— START OF TASK MATERIAL —

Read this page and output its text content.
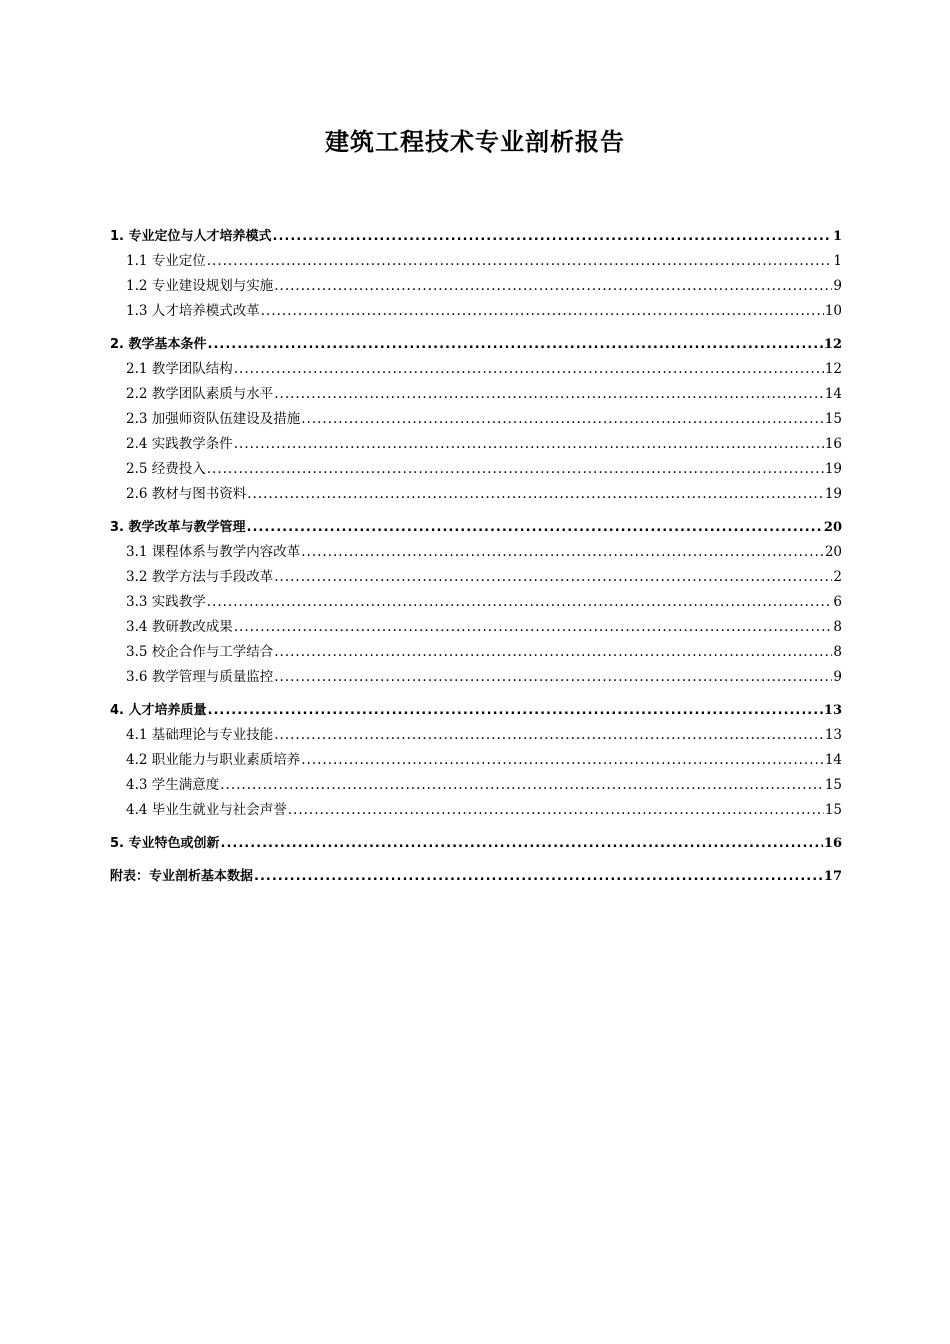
建筑工程技术专业剖析报告
1. 专业定位与人才培养模式 .....	1
1.1 专业定位 .....	1
1.2 专业建设规划与实施 .....	9
1.3 人才培养模式改革 .....	10
2. 教学基本条件 .....	12
2.1 教学团队结构 .....	12
2.2 教学团队素质与水平 .....	14
2.3 加强师资队伍建设及措施 .....	15
2.4 实践教学条件 .....	16
2.5 经费投入 .....	19
2.6 教材与图书资料 .....	19
3. 教学改革与教学管理 .....	20
3.1 课程体系与教学内容改革 .....	20
3.2 教学方法与手段改革 .....	2
3.3 实践教学 .....	6
3.4 教研教改成果 .....	8
3.5 校企合作与工学结合 .....	8
3.6 教学管理与质量监控 .....	9
4. 人才培养质量 .....	13
4.1 基础理论与专业技能 .....	13
4.2 职业能力与职业素质培养 .....	14
4.3 学生满意度 .....	15
4.4 毕业生就业与社会声誉 .....	15
5. 专业特色或创新 .....	16
附表：专业剖析基本数据 .....	17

— END OF TASK MATERIAL —

• [SET EXERCISE]
Reproduce the material above in full, exactly, with no images.

• [THE REPLY]
Read this page and output its text content.
建筑工程技术专业剖析报告
1. 专业定位与人才培养模式 .....	1
1.1 专业定位 .....	1
1.2 专业建设规划与实施 .....	9
1.3 人才培养模式改革 .....	10
2. 教学基本条件 .....	12
2.1 教学团队结构 .....	12
2.2 教学团队素质与水平 .....	14
2.3 加强师资队伍建设及措施 .....	15
2.4 实践教学条件 .....	16
2.5 经费投入 .....	19
2.6 教材与图书资料 .....	19
3. 教学改革与教学管理 .....	20
3.1 课程体系与教学内容改革 .....	20
3.2 教学方法与手段改革 .....	2
3.3 实践教学 .....	6
3.4 教研教改成果 .....	8
3.5 校企合作与工学结合 .....	8
3.6 教学管理与质量监控 .....	9
4. 人才培养质量 .....	13
4.1 基础理论与专业技能 .....	13
4.2 职业能力与职业素质培养 .....	14
4.3 学生满意度 .....	15
4.4 毕业生就业与社会声誉 .....	15
5. 专业特色或创新 .....	16
附表：专业剖析基本数据 .....	17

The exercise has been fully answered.